• **Fragment tekstu**
Kategorie:
Nowiny
Ze Świata
Z Polski
Z Australii
Polonijne
Nauka
Religia
Wyszukiwarka 

Szukanie Rozszerzone
Konkurs Strzeleckiego:

Archiwum:

Reklama:

 
13 lutego 2019
Zamiast nekrologu
Marek Baterowicz

Mec. Jan Olszewski
ZAMIAST NEKROLOGU - na wieczną wartę dla Polski odszedł mec. Jan Olszewski, wielki patriota i jeden z niewielu gigantów III RP ( bo reszta polityków była peerelowskiej proweniencji, najczęściej TW ) i od razu powiedzmy, że to Jemu, a nie Mazowieckiemu należy się pomnik w stolicy! Dzisiaj, kiedy rozliczni politycy wyrażają słowa uznania dla Zmarłego trzeba przypomnieć rok 1992, a konkretnie noc czerwcową, kiedy niektórzy z nich brali udział w obalaniu właśnie rządu śp. Jana Olszewskiego. Oczywiście Geremek z Mazowieckim nad tym ostro pracowali...Ale i Tusk, jeszcze młody, a już wtedy w układzie postkomunistycznym, brał udział w zakulisowych intrygach. Widzimy go na filmie „Nocna zmiana” jak siedzi między Mazowieckim, Pawlakiem a Wałęsą i uspokaja zebranych, że według jego obliczeń głosowanie nad wnioskiem o usunięcie rządu Olszewskiego zakończy się sukcesem!

Kiełkował wtedy Tusk do przyszłej roli lidera PO, partii zakładanej przez służby Czempińskiego, byłego szpiega PRL-u (patrz „Resortowe dzieci. Służby”, str.28-41 ). A dzisiaj po zgonie Olszewskiego Tusk wyraża się o nim w superlatywach... Tomasz Lis też oczekiwał, że Wałęsa ich ocali i pan prezydent nie pozostał obojętny, w końcu i on był umoczony. Przeciwko lustracji występował też i Jan Rokita, nie tylko w mediach, ale też z wielkim pośpiechem wzywał do głosowania w Sejmie nad dymisją premiera Olszewskiego i jego rządu. Niemalże poganiał posłów do głosowania! Kto nie pamięta, proszę ponownie obejrzeć „Nocną zmianę”. Ciekawe, co dziś napisze po zgonie Premiera, którego chciał się pozbyć w r.1992...!?

• **Prezentowane dane**
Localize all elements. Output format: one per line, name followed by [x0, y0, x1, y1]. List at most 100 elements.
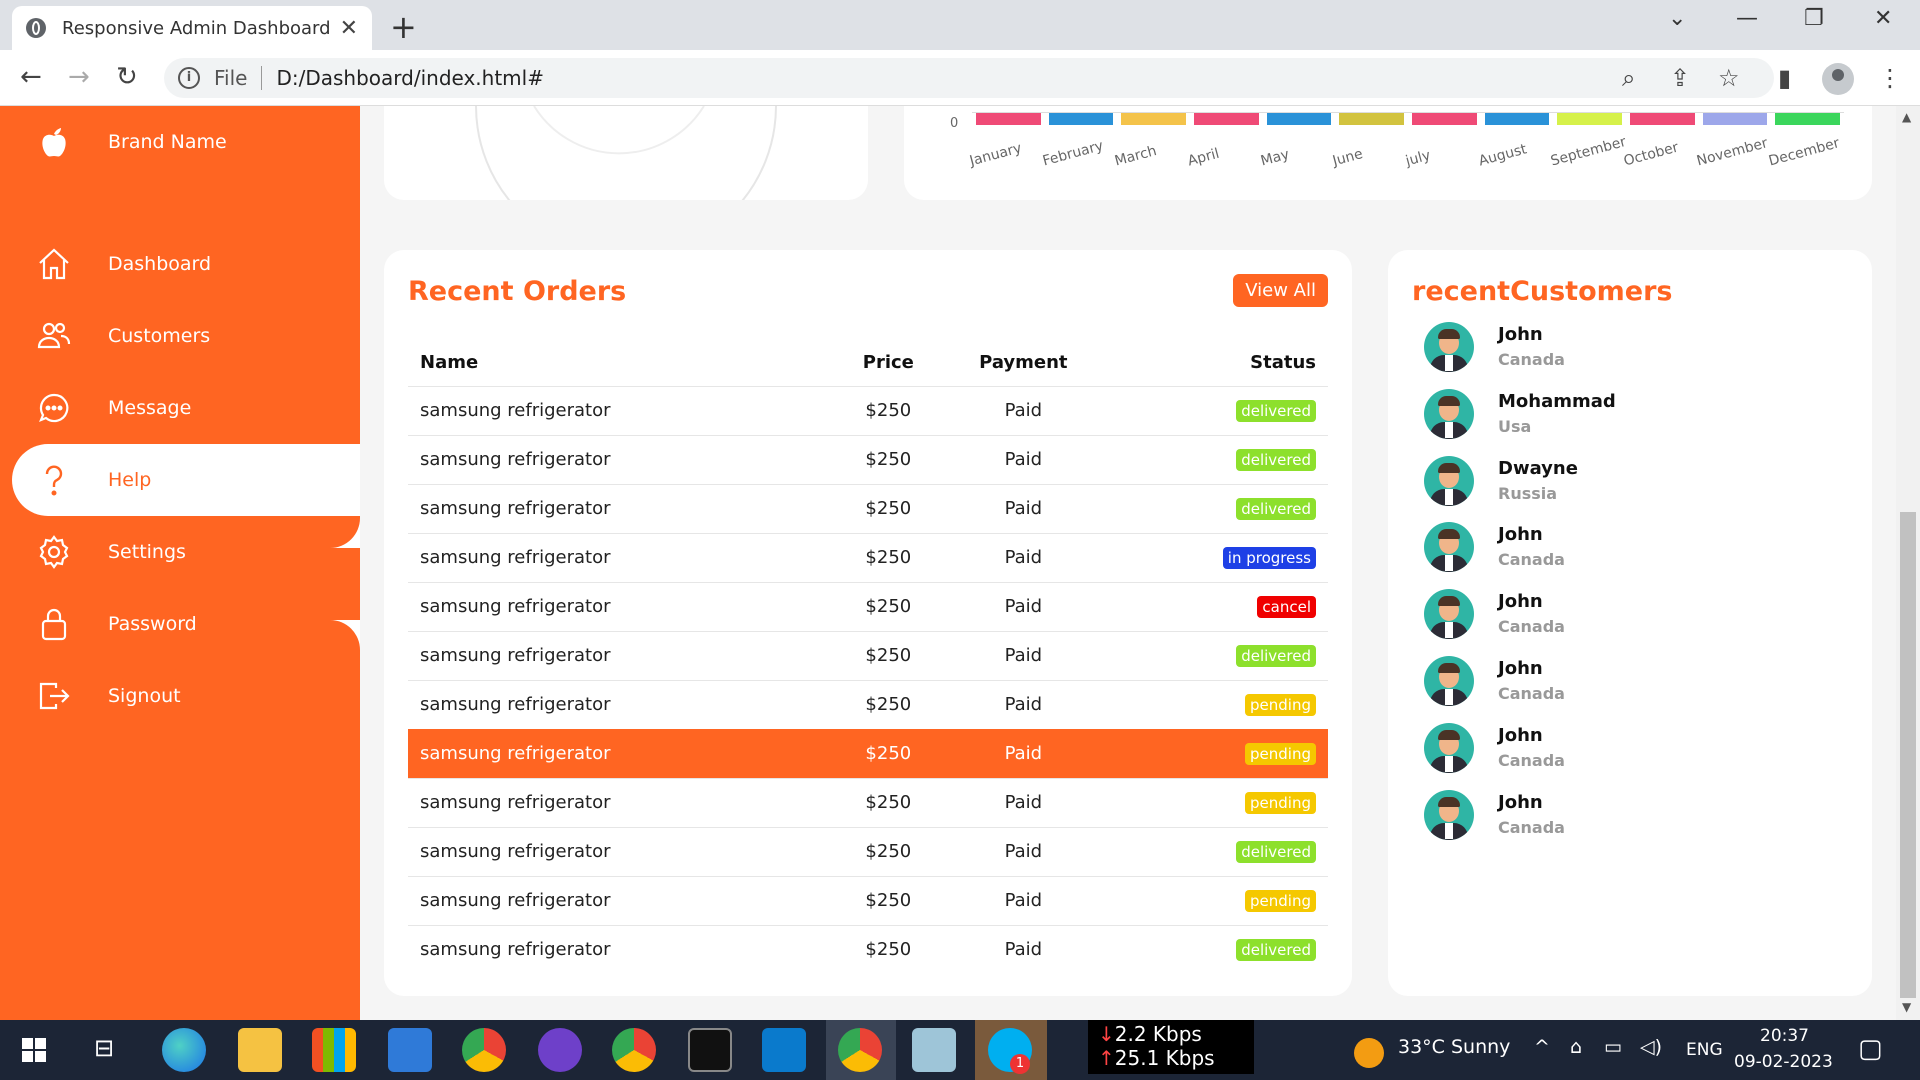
chart-bar[interactable] — [976, 113, 1041, 125]
avatar — [1424, 522, 1474, 573]
customer-item[interactable]: John Canada — [1424, 518, 1804, 578]
table-row[interactable]: samsung refrigerator $250 Paid pending — [408, 875, 1328, 925]
recent-customers-card: recentCustomers John Canada Mohammad Usa Dwa… — [1388, 250, 1872, 996]
customer-country: Usa — [1498, 416, 1532, 436]
notes-icon[interactable] — [912, 1028, 956, 1072]
close-tab-icon[interactable]: ✕ — [340, 16, 358, 41]
table-row[interactable]: samsung refrigerator $250 Paid delivered — [408, 385, 1328, 435]
chrome-alt-icon[interactable] — [612, 1028, 656, 1072]
scroll-down-icon[interactable]: ▼ — [1902, 1000, 1911, 1014]
chart-bar[interactable] — [1266, 113, 1332, 125]
new-tab-icon[interactable]: + — [390, 8, 417, 46]
chart-bar[interactable] — [1121, 113, 1186, 125]
volume-icon[interactable]: ◁) — [1640, 1036, 1662, 1058]
table-row[interactable]: samsung refrigerator $250 Paid pending — [408, 777, 1328, 827]
customer-item[interactable]: John Canada — [1424, 652, 1804, 712]
share-icon[interactable]: ⇪ — [1670, 64, 1690, 92]
file-explorer-icon[interactable] — [238, 1028, 282, 1072]
windows-start-icon[interactable] — [22, 1038, 46, 1062]
forward-icon[interactable]: → — [68, 62, 90, 92]
weather-text[interactable]: 33°C Sunny — [1398, 1036, 1510, 1058]
profile-icon[interactable] — [1822, 63, 1854, 95]
sidebar-item-message[interactable]: Message — [12, 372, 360, 444]
customer-item[interactable]: John Canada — [1424, 786, 1804, 846]
table-row[interactable]: samsung refrigerator $250 Paid pending — [408, 679, 1328, 729]
table-row[interactable]: samsung refrigerator $250 Paid in progress — [408, 532, 1328, 582]
url-bar[interactable]: i File D:/Dashboard/index.html# — [164, 58, 1774, 98]
table-row[interactable]: samsung refrigerator $250 Paid delivered — [408, 826, 1328, 876]
table-row[interactable]: samsung refrigerator $250 Paid cancel — [408, 581, 1328, 631]
clock-date[interactable]: 09-02-2023 — [1734, 1052, 1833, 1072]
zoom-icon[interactable]: ⌕ — [1622, 64, 1635, 92]
chart-bar[interactable] — [1702, 113, 1768, 125]
sidebar-item-password[interactable]: Password — [12, 588, 360, 660]
url-text[interactable]: D:/Dashboard/index.html# — [276, 66, 544, 90]
page-scrollbar[interactable]: ▲ ▼ — [1896, 106, 1920, 1020]
tab-search-icon[interactable]: ⌄ — [1668, 6, 1686, 31]
table-row[interactable]: samsung refrigerator $250 Paid delivered — [408, 434, 1328, 484]
back-icon[interactable]: ← — [20, 62, 42, 92]
table-row[interactable]: samsung refrigerator $250 Paid delivered — [408, 630, 1328, 680]
customer-item[interactable]: John Canada — [1424, 318, 1804, 378]
customer-item[interactable]: Mohammad Usa — [1424, 385, 1804, 445]
sidebar-item-help[interactable]: Help — [12, 444, 360, 516]
browser-tab-strip: Responsive Admin Dashboard ✕ + ⌄ — ❐ ✕ — [0, 0, 1920, 50]
sidebar-item-customers[interactable]: Customers — [12, 300, 360, 372]
table-row[interactable]: samsung refrigerator $250 Paid delivered — [408, 924, 1328, 974]
x-axis-label: February — [1040, 137, 1105, 170]
x-axis-label: November — [1694, 135, 1770, 170]
minimize-icon[interactable]: — — [1736, 6, 1758, 31]
order-status-cell: delivered — [1098, 630, 1328, 680]
table-row[interactable]: samsung refrigerator $250 Paid delivered — [408, 483, 1328, 533]
order-name-cell: samsung refrigerator — [408, 434, 829, 484]
notification-icon[interactable]: ▢ — [1858, 1034, 1883, 1064]
view-all-button[interactable]: View All — [1233, 274, 1328, 307]
sidebar-item-dashboard[interactable]: Dashboard — [12, 228, 360, 300]
scrollbar-thumb[interactable] — [1900, 512, 1916, 998]
sidebar-item-settings[interactable]: Settings — [12, 516, 360, 588]
github-desktop-icon[interactable] — [538, 1028, 582, 1072]
table-row[interactable]: samsung refrigerator $250 Paid pending — [408, 728, 1328, 778]
mail-icon[interactable] — [388, 1028, 432, 1072]
star-icon[interactable]: ☆ — [1718, 64, 1740, 92]
status-badge: delivered — [1236, 399, 1316, 422]
sidebar-item-signout[interactable]: Signout — [12, 660, 360, 732]
chrome-profile-icon[interactable] — [462, 1028, 506, 1072]
scroll-up-icon[interactable]: ▲ — [1902, 110, 1911, 124]
chevron-up-icon[interactable]: ^ — [1534, 1036, 1550, 1058]
chart-bar[interactable] — [1557, 113, 1622, 125]
chart-bar[interactable] — [1048, 113, 1114, 125]
chart-bar[interactable] — [1412, 113, 1477, 125]
chart-bar[interactable] — [1484, 113, 1550, 125]
order-price-cell: $250 — [828, 385, 949, 435]
chart-bar[interactable] — [1194, 113, 1259, 125]
reload-icon[interactable]: ↻ — [116, 62, 138, 92]
sidebar-item-label: Customers — [108, 325, 211, 347]
chrome-icon[interactable] — [838, 1028, 882, 1072]
info-icon[interactable]: i — [178, 67, 200, 89]
window-close-icon[interactable]: ✕ — [1874, 6, 1892, 31]
edge-icon[interactable] — [162, 1028, 206, 1072]
sidebar-item-label: Signout — [108, 685, 181, 707]
customer-item[interactable]: John Canada — [1424, 719, 1804, 779]
side-panel-icon[interactable]: ▮ — [1778, 64, 1791, 92]
customer-item[interactable]: Dwayne Russia — [1424, 452, 1804, 512]
meet-now-icon[interactable]: ⌂ — [1570, 1036, 1582, 1058]
customer-item[interactable]: John Canada — [1424, 585, 1804, 645]
task-view-icon[interactable]: ⊟ — [94, 1034, 114, 1062]
vscode-icon[interactable] — [762, 1028, 806, 1072]
battery-icon[interactable]: ▭ — [1604, 1036, 1622, 1058]
restore-icon[interactable]: ❐ — [1804, 6, 1824, 31]
order-price-cell: $250 — [828, 777, 949, 827]
terminal-icon[interactable] — [688, 1028, 732, 1072]
menu-icon[interactable]: ⋮ — [1878, 64, 1902, 92]
sidebar-brand[interactable]: Brand Name — [12, 106, 360, 178]
language-indicator[interactable]: ENG — [1686, 1040, 1723, 1060]
store-icon[interactable] — [312, 1028, 356, 1072]
clock-time[interactable]: 20:37 — [1760, 1026, 1809, 1046]
chart-bar[interactable] — [1339, 113, 1404, 125]
chart-bar[interactable] — [1630, 113, 1695, 125]
chart-bar[interactable] — [1775, 113, 1840, 125]
x-axis-label: April — [1186, 145, 1222, 170]
browser-tab[interactable]: Responsive Admin Dashboard ✕ — [12, 6, 372, 50]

• **Zadania**
a: Wypisz wszystkie osoby, między którymi według fragmentu tekstu siedzi Tusk na filmie „Nocna zmiana”.
b: Odpowiedz na podstawie fragmentu tekstu na poniższe pytania.
(i) W którym roku obalono rząd Jana Olszewskiego?
(ii) Kim był Czempiński?
(iii) Do których stron książki „Resortowe dzieci. Służby” odsyła autor?
c: Przepisz z fragmentu tekstu całość od słów „Kiełkował wtedy Tusk” aż po „pozbyć w r.1992...!?”, zamieniając „pośpiechem” na „zapałem”.
Rekordy nie mają żadnego związku z tekstem.

• **Odpowiedzi**
a: Mazowiecki, Pawlak, Wałęsa

b:
(i) W 1992 roku, podczas czerwcowej nocy.
(ii) Byłym szpiegiem PRL-u.
(iii) Do stron 28-41.

c:
Kiełkował wtedy Tusk do przyszłej roli lidera PO, partii zakładanej przez służby Czempińskiego, byłego szpiega PRL-u (patrz „Resortowe dzieci. Służby”, str.28-41 ). A dzisiaj po zgonie Olszewskiego Tusk wyraża się o nim w superlatywach... Tomasz Lis też oczekiwał, że Wałęsa ich ocali i pan prezydent nie pozostał obojętny, w końcu i on był umoczony. Przeciwko lustracji występował też i Jan Rokita, nie tylko w mediach, ale też z wielkim zapałem wzywał do głosowania w Sejmie nad dymisją premiera Olszewskiego i jego rządu. Niemalże poganiał posłów do głosowania! Kto nie pamięta, proszę ponownie obejrzeć „Nocną zmianę”. Ciekawe, co dziś napisze po zgonie Premiera, którego chciał się pozbyć w r.1992...!?